-- Required task --
Say how many lines hold the string "html", and nothing more.

*** Items ***

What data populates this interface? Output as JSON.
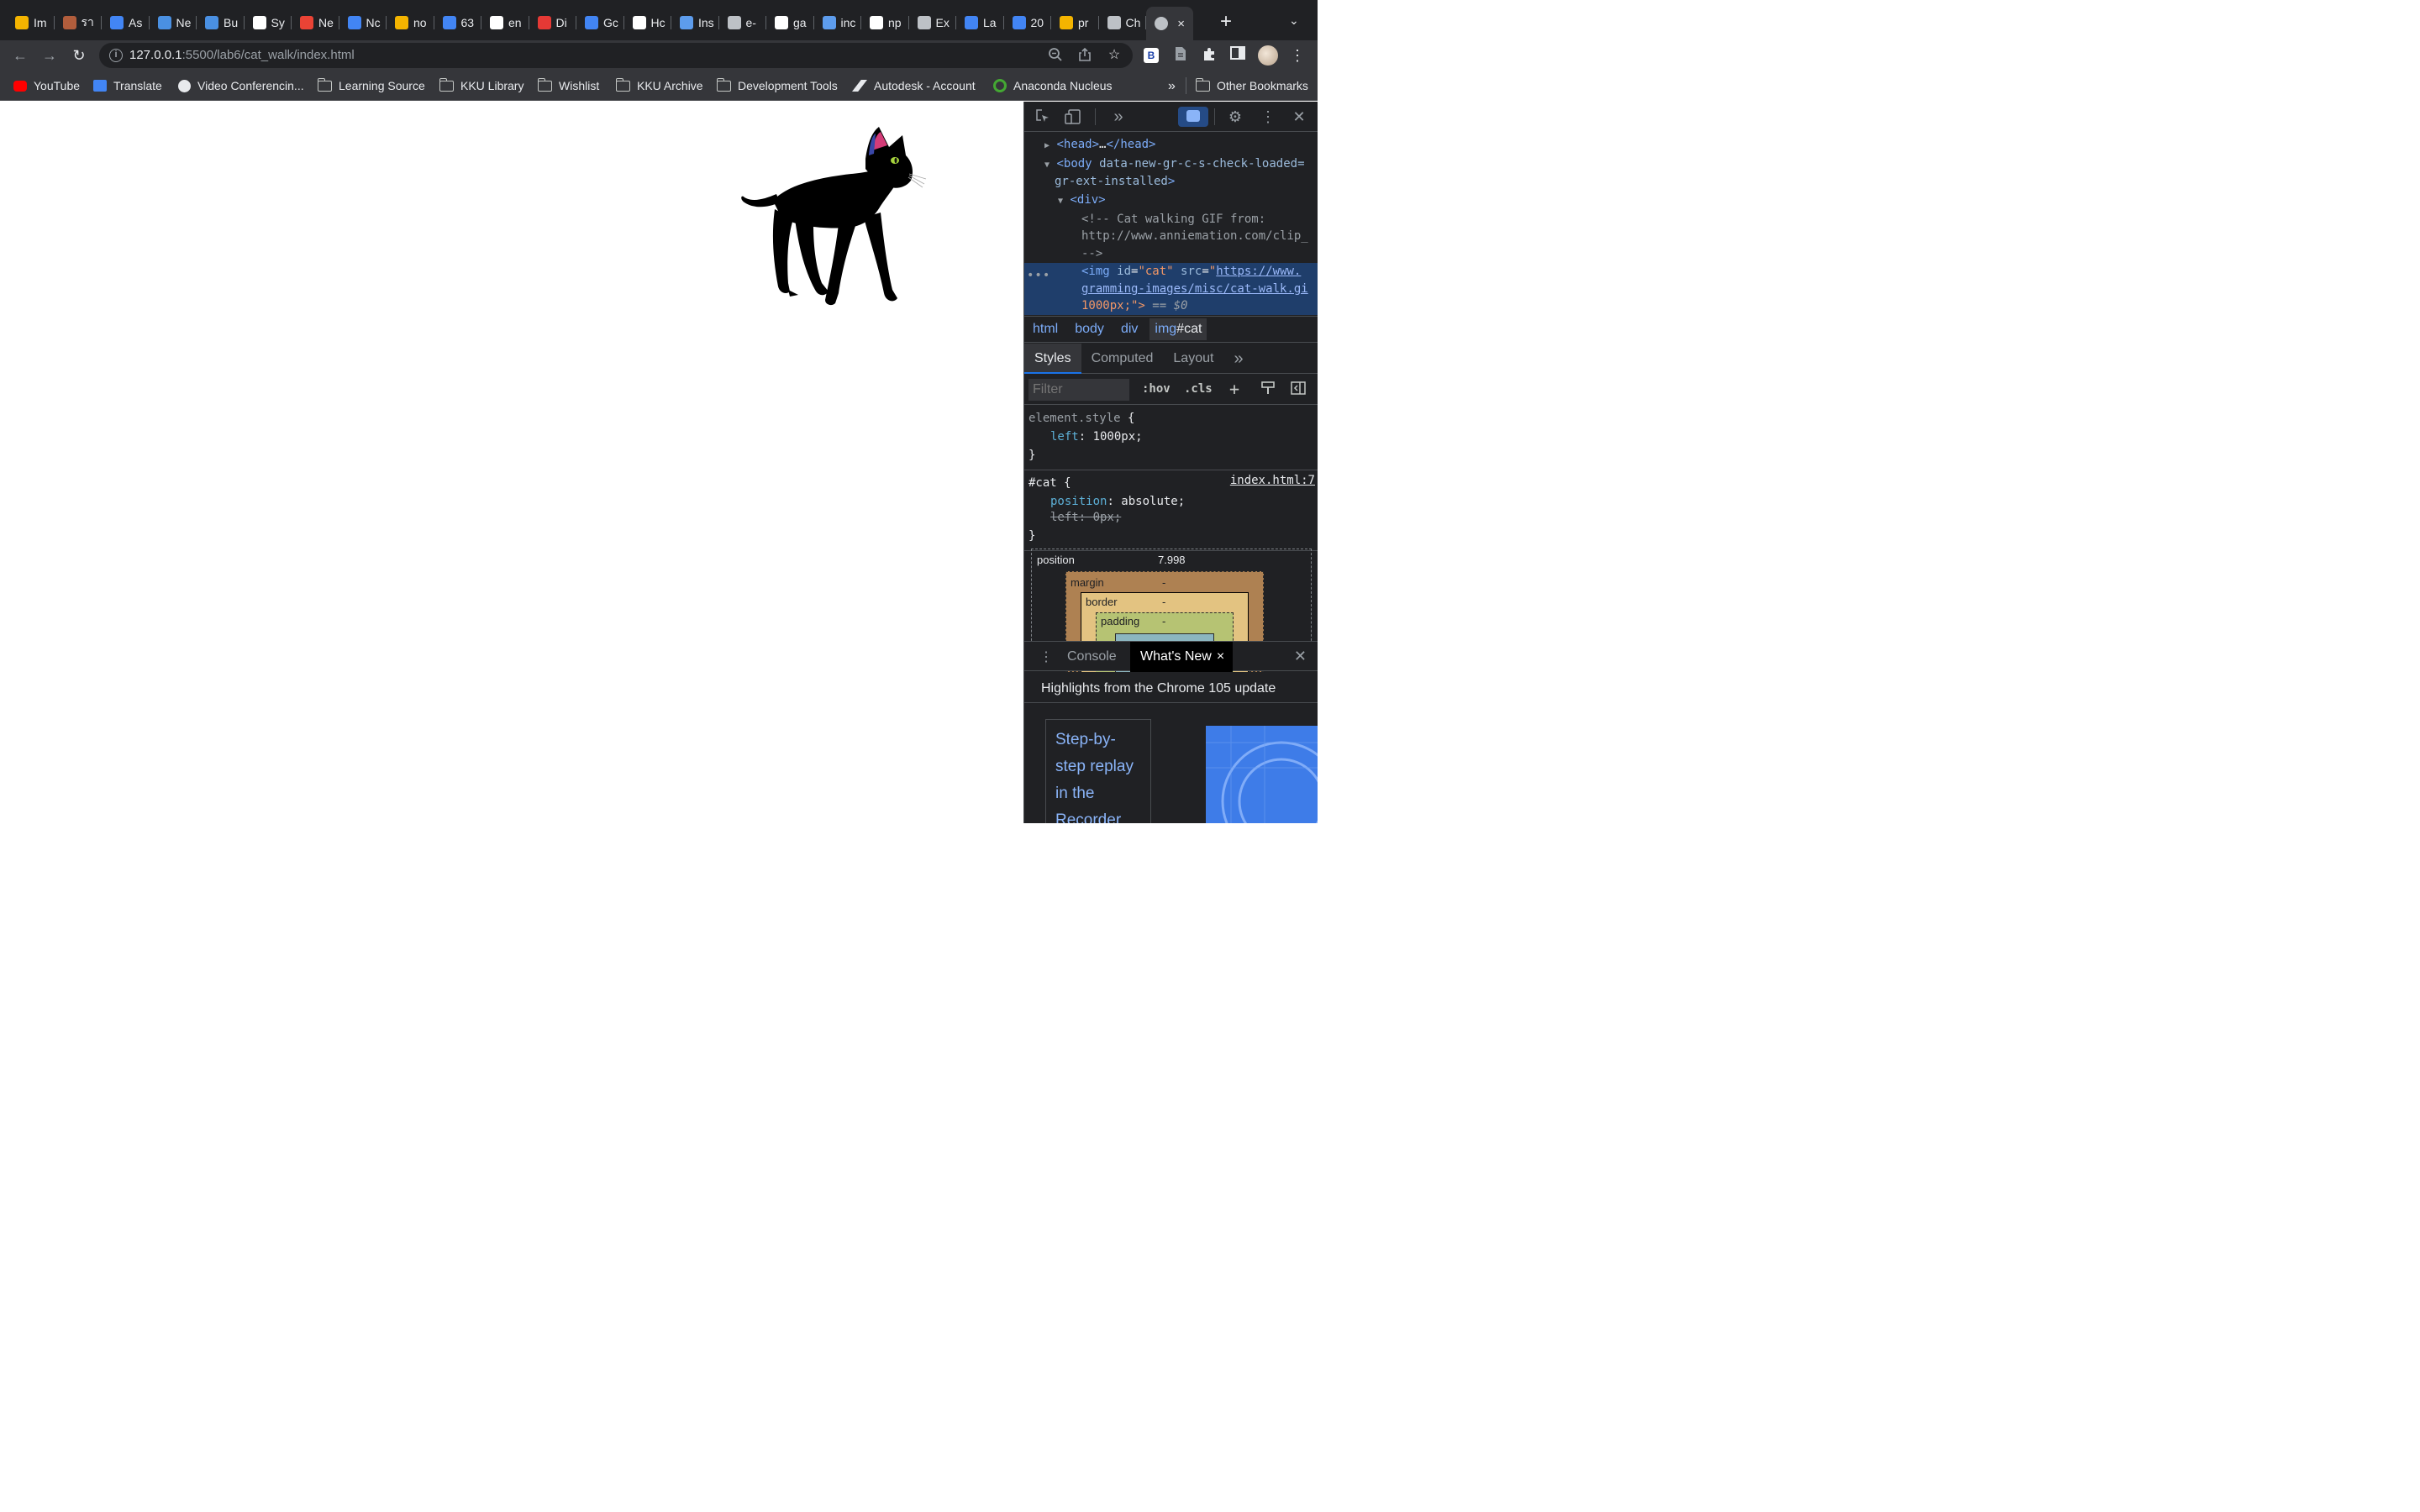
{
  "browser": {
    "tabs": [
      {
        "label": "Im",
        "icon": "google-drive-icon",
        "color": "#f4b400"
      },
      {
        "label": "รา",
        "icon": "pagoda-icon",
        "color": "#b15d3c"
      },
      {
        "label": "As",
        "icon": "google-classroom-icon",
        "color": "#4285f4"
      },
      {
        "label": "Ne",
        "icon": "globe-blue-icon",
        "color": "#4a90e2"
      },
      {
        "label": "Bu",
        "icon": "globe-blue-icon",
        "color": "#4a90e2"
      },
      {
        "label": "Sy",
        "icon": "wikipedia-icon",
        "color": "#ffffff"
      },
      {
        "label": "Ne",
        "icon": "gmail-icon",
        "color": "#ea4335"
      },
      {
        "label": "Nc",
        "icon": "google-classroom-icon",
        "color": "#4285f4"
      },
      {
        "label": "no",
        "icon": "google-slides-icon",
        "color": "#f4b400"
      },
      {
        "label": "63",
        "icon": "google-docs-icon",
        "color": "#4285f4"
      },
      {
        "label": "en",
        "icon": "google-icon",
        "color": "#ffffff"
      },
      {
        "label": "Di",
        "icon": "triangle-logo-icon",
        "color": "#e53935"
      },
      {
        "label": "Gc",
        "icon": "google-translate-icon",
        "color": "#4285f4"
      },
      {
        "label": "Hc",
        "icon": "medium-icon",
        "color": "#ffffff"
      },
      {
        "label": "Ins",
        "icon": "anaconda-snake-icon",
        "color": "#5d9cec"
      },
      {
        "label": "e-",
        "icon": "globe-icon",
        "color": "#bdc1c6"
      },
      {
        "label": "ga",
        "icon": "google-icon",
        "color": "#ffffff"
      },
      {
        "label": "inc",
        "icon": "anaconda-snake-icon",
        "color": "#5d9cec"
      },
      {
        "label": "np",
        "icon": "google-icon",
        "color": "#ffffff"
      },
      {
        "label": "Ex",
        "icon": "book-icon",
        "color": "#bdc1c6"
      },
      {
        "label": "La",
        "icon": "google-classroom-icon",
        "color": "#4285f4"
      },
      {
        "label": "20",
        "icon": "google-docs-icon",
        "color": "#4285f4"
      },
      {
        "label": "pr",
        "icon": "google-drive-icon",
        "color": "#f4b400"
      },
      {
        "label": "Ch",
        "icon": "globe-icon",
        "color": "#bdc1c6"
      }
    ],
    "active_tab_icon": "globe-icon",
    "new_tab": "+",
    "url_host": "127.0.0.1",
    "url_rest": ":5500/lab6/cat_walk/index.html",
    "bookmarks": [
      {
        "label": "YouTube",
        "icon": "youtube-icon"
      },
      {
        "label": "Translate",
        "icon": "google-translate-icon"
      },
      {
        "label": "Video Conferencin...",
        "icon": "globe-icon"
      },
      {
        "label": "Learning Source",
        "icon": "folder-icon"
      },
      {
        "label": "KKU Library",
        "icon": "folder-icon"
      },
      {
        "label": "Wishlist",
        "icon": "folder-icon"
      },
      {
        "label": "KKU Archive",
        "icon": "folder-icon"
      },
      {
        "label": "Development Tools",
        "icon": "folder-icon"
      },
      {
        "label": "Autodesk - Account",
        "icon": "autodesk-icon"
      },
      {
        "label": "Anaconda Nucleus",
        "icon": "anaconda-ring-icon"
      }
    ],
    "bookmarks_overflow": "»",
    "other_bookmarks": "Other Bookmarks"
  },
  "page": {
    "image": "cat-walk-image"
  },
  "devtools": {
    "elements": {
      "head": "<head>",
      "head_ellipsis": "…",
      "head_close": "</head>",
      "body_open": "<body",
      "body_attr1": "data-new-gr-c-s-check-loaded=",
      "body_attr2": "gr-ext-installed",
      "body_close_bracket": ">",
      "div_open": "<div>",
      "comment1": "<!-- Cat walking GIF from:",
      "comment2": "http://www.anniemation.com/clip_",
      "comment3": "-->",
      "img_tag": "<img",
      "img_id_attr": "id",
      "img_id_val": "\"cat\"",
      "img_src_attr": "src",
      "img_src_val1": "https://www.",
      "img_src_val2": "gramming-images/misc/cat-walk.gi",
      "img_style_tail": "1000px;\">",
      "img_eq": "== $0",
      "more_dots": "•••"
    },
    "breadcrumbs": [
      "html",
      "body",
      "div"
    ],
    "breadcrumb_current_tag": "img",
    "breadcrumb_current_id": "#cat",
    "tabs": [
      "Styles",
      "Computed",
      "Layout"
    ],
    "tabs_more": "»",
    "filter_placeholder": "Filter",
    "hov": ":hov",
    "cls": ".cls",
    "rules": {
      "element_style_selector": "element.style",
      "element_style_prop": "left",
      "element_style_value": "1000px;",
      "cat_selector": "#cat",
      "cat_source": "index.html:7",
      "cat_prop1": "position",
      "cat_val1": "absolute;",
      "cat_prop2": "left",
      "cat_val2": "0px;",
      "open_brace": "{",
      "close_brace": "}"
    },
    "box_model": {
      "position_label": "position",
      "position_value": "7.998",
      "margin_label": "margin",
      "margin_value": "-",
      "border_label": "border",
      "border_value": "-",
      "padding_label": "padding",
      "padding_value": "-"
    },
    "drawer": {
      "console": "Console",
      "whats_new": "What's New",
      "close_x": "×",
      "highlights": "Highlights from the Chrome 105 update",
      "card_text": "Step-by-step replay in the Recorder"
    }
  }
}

***

-- Response to this exercise --
3